Task instructions ▸
Check each line of the data below for the word "proguard", then extract the ones that have it.
□ □ □
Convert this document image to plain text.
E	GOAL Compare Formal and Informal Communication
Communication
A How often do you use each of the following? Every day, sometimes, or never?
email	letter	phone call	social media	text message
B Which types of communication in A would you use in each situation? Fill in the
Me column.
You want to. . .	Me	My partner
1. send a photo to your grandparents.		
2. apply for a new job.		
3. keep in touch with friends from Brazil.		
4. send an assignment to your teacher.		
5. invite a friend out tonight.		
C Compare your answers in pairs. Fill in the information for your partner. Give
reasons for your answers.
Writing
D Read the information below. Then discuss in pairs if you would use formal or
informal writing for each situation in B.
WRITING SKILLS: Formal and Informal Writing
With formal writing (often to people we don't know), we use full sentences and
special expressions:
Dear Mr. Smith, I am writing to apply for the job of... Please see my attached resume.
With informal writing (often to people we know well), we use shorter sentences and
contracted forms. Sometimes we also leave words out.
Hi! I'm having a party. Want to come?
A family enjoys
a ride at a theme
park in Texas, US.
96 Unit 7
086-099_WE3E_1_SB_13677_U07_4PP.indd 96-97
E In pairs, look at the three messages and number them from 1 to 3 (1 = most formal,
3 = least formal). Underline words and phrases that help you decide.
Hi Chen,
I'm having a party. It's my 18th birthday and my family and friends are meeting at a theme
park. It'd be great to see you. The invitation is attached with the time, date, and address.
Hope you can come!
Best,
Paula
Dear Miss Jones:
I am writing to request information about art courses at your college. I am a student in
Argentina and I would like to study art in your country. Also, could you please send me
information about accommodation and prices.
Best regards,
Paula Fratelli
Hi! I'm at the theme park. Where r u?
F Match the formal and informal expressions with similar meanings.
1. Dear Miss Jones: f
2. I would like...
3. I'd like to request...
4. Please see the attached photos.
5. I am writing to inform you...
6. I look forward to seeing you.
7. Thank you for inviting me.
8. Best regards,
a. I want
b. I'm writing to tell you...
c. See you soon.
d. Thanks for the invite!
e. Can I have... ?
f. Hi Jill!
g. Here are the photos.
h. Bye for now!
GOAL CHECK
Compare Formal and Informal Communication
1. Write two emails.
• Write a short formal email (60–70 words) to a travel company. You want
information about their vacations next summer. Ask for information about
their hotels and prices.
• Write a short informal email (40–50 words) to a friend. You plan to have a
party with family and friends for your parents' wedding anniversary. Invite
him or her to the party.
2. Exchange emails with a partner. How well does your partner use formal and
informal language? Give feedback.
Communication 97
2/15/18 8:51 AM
□ □ □
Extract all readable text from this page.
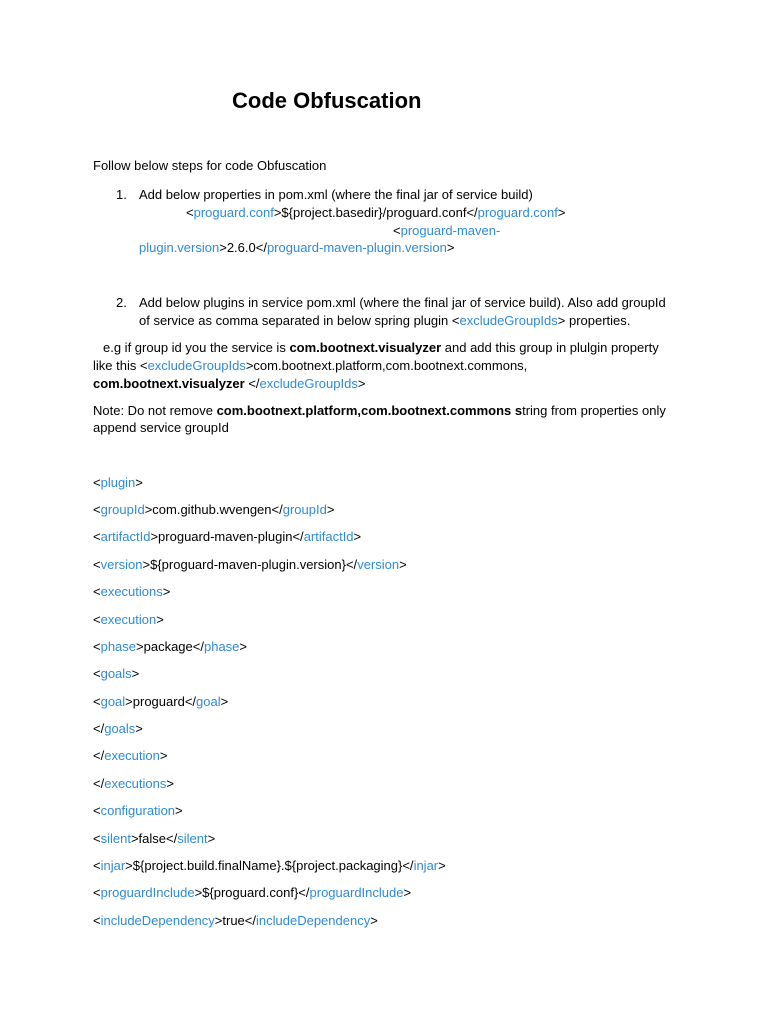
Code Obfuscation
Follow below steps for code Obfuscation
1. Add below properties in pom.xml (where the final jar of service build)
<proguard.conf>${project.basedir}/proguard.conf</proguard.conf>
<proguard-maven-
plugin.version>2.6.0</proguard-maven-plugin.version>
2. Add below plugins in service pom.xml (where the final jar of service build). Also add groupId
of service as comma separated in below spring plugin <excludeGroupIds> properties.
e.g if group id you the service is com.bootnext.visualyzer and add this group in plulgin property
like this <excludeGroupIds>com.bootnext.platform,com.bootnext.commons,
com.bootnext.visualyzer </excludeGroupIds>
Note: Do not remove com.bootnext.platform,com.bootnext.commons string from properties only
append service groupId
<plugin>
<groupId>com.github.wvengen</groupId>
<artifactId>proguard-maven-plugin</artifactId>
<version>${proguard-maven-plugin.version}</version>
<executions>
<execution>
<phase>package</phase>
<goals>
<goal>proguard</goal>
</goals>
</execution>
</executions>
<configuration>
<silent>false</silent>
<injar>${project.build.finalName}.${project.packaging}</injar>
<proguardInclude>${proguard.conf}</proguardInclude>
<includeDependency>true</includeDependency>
□ □ □
Written answer ▸
<proguard.conf>${project.basedir}/proguard.conf</proguard.conf>
<proguard-maven-
plugin.version>2.6.0</proguard-maven-plugin.version>
<artifactId>proguard-maven-plugin</artifactId>
<version>${proguard-maven-plugin.version}</version>
<goal>proguard</goal>
<proguardInclude>${proguard.conf}</proguardInclude>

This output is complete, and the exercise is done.